> _DATASET RECORDS_
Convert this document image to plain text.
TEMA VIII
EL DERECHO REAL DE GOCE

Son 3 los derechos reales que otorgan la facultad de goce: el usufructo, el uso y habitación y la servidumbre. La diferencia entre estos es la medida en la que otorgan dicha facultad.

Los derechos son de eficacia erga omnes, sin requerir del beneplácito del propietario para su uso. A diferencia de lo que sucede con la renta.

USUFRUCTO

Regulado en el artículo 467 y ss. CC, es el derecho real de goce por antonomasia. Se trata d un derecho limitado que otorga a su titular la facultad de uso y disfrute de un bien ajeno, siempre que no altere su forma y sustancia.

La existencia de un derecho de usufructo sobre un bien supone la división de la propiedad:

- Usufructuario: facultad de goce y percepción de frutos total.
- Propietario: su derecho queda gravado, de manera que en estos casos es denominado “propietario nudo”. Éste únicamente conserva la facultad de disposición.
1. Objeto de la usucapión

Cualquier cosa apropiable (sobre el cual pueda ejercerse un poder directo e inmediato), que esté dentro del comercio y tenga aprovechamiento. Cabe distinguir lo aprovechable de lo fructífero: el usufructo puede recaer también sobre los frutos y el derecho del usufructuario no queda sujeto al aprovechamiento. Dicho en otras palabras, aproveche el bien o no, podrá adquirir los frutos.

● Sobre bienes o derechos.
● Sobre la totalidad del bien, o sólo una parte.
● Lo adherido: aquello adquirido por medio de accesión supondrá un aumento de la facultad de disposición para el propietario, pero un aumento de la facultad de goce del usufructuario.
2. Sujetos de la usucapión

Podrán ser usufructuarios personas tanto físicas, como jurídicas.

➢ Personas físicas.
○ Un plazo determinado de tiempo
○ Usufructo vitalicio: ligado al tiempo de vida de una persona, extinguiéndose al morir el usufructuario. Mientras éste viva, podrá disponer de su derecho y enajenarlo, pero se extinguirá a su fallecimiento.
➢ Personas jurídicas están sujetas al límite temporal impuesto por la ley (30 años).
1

> _STATED EXERCISE_
Give the number of lines above that hold the word "propietario", and nothing more.

> _FULL ANSWER_
3